▸ EXERCISE SET
**a)** In the review of Need for Speed 3, how many game modes does NFS3 have in total?
**b)** Write the next part of the review of Need for Speed 3, picking up after its final sentence.

▸ EXTRACT PROVIDED
"""

The purpose of racing games such as these is to give you a feeling of real speed (hence the name Need for Speed).  One of the first things I look for is the sensation that I am flying down a road at over 80 MPH (top speed for the Crudmobile™).  I've been disappointed in the past by games that said I was going 120 MPH while looking like I was going only 50 MPH.  My fears were quickly dispelled as I found myself racing down mountain trails so fast that my hand started to sweat from gripping at the joystick.   I can't recall any game that gives such a sense of speed, and it truly helped me appreciate just how fast those cars are going.

But a driving game can't be saved by a sense of speed if it doesn't handle well, right?   Fear not, for NFS3 behaves incredibly well.  Driving on asphalt?  Smooth sailing for you then.  Veered off into the embankment?  Get ready for some steering problems as the car loses some of it's grip.  Just drove into the snow, and you forgot the chains?  Get ready for a short trip as you slam into the nearest wall available (or slow down enough to regain traction, but who wants to slow down?).  The only thing that seemed odd was the total uselessness of the handbrake.  In most games, the handbrake is how I perform slides and get around sharp turns.  In NFS3, pulling back on the stick (brake) gave me plenty of stopping power to make those quick 90º turns.

One of the main complaints I had about NFS2 was the disappearance of the police.   Part (most) of the fun of the original NFS was trying to outrun the cops.   They're back in NFS3, and this time they brought a spike strip.  That's right, a spike strip.  IF you manage to outrun the first few cops and IF you manage to get through the roadblock, then you get to guess which side of the road the spike strip will be.  If you guess wrong, your tires blow out and you get a ticket.  Get too many tickets and you lose the race (in Hot Pursuit mode... there are a total of five modes, including knockout and regular racing).  If you do manage to choose correctly and dodge the spike strip, then you get to contend with the cop that is sitting between the spike strip and the edge of the track.  I found that the best tactic was to ram the police car at an angle, causing my car to veer off at an angle but allowing me to regain speed and flee the area. 

"Wait a minute", I hear you ask.  "How can you ram into a car and keep on driving?"  Well, like the past NFS games (and to my knowledge, any racing game where the cars are real), the cars show no damage.  You can plow headfirst into oncoming traffic and look just as fresh as when you started (just like the Crudmobile™, which would look just as bad before and after a collision).  The cars are made indestructible because the manufacturers of said cars don't want people to think that their pretty sportscars can be turned into melted piles of slag.  I've always felt that this was a frivolous lawsuit in the making, since all it would take would be one moron to drive his new Lamborghini Countach into a brick wall expecting little more than a mild shaking.

Lastly, NFS3 allows you to play as the police.  You are thrown into a cop car, at which point you begin tailing all the other cars.  As soon as a car hits the point of speeding (and they will... we're playing Need for Speed, not Need to Drive Safely) you can turn on your sirens and begin a high-speed chase.  You pull over offenders in a very humane fashion:  You ram into them.  To arrest the speeder, you must cause the offending car to come to a near stop, and this is accomplished by shoving them into walls and causing them to spin out.  Now and then you'll get a opponent that is really aggressive.  They get the spike strip.  Just drive ahead of them until you get to a narrow stretch of road, then drop the strip.  Turn around and wait for your prey.

"""

▸ PROVIDED RECORDS
"""

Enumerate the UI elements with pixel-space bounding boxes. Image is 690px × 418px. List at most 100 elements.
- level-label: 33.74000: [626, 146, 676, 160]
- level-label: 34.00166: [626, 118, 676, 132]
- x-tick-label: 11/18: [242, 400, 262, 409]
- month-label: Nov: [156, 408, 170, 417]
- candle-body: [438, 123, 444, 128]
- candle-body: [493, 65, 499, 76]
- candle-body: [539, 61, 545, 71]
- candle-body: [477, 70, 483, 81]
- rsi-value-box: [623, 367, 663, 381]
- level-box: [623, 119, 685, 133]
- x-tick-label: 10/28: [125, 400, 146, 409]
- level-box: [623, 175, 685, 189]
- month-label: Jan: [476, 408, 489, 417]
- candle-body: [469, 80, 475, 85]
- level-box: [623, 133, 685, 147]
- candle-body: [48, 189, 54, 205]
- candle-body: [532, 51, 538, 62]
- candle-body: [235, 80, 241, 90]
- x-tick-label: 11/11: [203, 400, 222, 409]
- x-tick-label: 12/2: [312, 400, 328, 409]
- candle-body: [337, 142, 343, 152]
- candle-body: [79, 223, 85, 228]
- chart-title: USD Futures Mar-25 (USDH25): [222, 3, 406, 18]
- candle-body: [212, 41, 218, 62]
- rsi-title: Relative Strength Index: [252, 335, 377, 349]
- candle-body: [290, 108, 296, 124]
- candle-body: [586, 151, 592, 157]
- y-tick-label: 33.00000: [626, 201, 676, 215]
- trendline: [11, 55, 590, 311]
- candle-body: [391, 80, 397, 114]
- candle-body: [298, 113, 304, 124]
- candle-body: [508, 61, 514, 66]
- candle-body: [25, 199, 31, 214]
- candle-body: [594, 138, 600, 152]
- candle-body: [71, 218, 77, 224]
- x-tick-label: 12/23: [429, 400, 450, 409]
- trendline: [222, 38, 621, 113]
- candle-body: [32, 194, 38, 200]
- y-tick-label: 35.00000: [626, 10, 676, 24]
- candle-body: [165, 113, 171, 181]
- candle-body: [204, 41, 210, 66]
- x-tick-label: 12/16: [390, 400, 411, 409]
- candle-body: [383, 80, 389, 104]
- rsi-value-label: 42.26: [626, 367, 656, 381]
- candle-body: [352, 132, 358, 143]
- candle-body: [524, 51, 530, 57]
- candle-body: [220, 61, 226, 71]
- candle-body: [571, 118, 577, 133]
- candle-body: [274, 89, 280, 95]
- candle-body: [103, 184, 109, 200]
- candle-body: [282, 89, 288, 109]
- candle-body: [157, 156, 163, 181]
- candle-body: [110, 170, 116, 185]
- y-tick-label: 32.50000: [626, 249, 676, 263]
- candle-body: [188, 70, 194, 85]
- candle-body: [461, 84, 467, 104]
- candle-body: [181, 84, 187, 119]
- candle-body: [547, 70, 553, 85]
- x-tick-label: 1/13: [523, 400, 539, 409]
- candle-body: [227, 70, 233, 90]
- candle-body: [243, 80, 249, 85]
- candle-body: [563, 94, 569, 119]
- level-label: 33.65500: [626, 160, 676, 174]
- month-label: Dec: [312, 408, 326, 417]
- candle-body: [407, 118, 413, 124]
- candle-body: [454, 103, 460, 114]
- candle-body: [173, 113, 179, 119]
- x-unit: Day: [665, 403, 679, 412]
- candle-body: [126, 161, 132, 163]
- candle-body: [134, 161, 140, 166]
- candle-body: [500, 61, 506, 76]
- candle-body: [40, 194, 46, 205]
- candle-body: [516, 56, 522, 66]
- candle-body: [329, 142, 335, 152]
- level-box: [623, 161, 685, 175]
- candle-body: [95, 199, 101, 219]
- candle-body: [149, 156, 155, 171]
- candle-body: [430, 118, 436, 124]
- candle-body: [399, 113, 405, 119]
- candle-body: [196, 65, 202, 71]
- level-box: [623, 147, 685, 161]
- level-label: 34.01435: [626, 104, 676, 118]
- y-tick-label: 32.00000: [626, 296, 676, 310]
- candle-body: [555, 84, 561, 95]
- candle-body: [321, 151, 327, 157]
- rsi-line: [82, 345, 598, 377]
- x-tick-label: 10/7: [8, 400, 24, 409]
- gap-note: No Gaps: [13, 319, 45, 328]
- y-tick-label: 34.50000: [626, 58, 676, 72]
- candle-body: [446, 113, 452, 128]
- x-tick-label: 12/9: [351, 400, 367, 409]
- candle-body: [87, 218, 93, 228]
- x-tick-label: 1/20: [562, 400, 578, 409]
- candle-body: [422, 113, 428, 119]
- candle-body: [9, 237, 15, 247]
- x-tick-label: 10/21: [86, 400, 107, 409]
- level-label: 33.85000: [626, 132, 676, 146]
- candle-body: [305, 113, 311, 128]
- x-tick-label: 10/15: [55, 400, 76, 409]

"""
"""

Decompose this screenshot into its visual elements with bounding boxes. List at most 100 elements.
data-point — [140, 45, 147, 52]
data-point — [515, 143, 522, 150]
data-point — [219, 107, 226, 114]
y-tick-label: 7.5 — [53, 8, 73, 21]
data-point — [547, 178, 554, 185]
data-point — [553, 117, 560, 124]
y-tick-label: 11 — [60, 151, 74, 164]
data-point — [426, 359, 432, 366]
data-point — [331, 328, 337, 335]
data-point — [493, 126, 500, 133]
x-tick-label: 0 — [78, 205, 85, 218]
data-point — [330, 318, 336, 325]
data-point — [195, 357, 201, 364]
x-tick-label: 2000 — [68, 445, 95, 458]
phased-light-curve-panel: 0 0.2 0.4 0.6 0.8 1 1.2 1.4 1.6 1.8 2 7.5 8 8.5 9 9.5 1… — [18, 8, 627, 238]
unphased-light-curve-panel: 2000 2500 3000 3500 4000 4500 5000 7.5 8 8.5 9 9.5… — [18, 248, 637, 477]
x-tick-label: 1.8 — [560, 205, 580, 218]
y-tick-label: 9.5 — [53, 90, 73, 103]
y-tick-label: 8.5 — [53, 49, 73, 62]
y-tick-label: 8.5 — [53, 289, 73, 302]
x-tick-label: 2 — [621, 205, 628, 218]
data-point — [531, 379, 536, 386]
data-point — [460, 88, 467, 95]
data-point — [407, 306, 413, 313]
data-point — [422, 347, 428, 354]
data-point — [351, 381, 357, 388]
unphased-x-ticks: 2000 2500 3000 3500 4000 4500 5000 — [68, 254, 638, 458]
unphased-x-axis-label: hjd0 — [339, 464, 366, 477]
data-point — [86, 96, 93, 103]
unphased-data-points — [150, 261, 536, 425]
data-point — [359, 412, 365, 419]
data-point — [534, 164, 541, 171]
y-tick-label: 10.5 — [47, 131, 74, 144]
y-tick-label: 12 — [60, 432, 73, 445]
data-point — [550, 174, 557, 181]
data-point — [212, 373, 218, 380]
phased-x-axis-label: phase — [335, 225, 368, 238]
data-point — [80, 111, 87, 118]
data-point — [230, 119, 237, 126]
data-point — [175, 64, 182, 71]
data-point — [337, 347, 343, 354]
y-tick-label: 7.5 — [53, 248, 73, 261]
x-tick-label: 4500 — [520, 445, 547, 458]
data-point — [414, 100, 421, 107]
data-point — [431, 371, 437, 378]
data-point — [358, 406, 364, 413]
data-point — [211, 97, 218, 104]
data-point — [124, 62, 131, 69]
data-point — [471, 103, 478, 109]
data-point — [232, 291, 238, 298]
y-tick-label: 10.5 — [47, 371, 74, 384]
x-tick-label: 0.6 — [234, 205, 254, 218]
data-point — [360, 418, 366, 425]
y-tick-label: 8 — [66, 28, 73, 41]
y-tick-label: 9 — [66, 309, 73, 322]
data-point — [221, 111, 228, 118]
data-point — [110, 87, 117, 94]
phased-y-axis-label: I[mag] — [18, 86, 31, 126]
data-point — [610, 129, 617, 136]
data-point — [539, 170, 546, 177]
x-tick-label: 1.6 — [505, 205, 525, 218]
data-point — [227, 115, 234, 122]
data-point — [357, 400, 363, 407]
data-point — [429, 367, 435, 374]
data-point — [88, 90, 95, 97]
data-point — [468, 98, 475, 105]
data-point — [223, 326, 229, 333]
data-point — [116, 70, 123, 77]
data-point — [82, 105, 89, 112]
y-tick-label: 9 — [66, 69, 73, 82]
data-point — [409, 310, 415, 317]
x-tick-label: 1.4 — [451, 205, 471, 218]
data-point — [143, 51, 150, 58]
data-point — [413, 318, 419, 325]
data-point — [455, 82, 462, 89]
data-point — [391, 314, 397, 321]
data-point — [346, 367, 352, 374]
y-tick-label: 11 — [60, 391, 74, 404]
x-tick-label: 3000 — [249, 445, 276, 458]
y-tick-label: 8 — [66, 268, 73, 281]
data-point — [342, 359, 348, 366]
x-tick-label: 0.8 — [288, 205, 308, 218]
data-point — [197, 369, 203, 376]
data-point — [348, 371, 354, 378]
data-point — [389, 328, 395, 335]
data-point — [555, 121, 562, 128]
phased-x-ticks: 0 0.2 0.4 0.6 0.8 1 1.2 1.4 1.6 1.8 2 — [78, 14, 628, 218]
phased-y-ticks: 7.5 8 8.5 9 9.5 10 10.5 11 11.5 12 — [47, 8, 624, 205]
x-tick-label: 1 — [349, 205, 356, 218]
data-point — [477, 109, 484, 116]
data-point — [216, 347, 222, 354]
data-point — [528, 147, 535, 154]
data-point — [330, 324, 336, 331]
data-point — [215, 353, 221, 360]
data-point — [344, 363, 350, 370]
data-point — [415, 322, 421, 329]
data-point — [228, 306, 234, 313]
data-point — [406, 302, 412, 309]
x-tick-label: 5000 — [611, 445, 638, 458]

"""
"""

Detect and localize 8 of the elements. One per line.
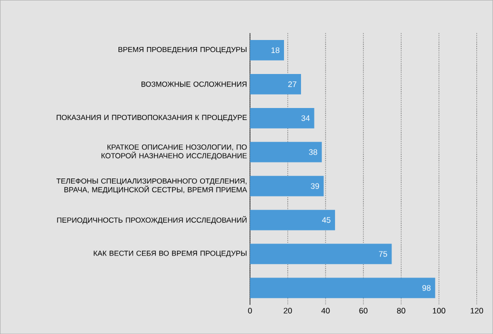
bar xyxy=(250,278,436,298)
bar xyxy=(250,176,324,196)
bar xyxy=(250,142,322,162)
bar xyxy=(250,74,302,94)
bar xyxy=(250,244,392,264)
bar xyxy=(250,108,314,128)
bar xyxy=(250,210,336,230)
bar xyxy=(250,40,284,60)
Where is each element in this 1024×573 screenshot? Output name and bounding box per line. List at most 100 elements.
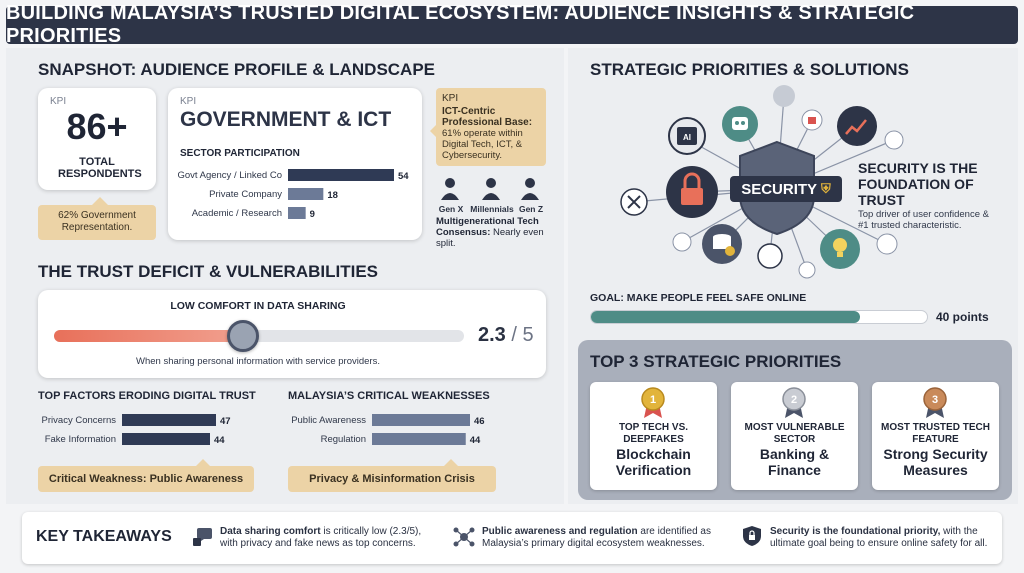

"""

▸ RESPONSES TO THE TASKS
**a)** Five.

**b)**
Graphics

Oh baby.  Let me say that again. Oh baby.  Everything looks good.  The tracks look great.  The backgrounds look great.  The cars look great.  The chrome effect that causes the cars to reflect like mirrors looks great.  The rain/snow/dust that gets kicked up into your windshield looks great.  The cars look great.  The menus look great.  Oh baby.  But this comes at a price.   The game requires a 3D card, and the more power you can cram into it, the better.   It ran great on my P2-266 with a Voodoo 2, and that was with full detail.  On a P-200 with a Voodoo, it still ran pretty good, but that was with some of the detail turned off, such as the backgrounds. 

I would like to make one more point.  The headlight effect looks real.  Not good, not great, but real.  It may require some CPU horsepower (on the P-200 you got the Gamma Correction headlights), but it's worth it.  It looks absolutely amazing.   I actually enjoy the night driving because of it.

I could say more about the graphics, and perhaps I should, but to be honest, words can't do the game justice.  Only by seeing the game in motion could you understand how fabulous the game looks.

Sound

I have never been in a Lamborghini.  Therefore, I do not know how they sound.   I can only hope that they sound this cool.  I know that the Crudmobile™ doesn't.  It sounds more like a dying cat.   Each of the cars has its own distinct sound, although by the time I had the car going at top speed, I was too engrossed in the race to pay much attention to the engine sounds.  However, I was listening intently to the police radio.  In order to help you elude the police, you are allowed to hear what the cops are saying.  This lets you know what and where they plan to set up roadblocks.  It is a very cool effect, since they'll bark out that a roadblock has been set up by the cable car one mile down the road.  One mile later I'm skidding out of control as my car slides on the ground, slamming into the wall next to the cable car, wondering why I didn't listen to the radio and try to dodge the spike strip.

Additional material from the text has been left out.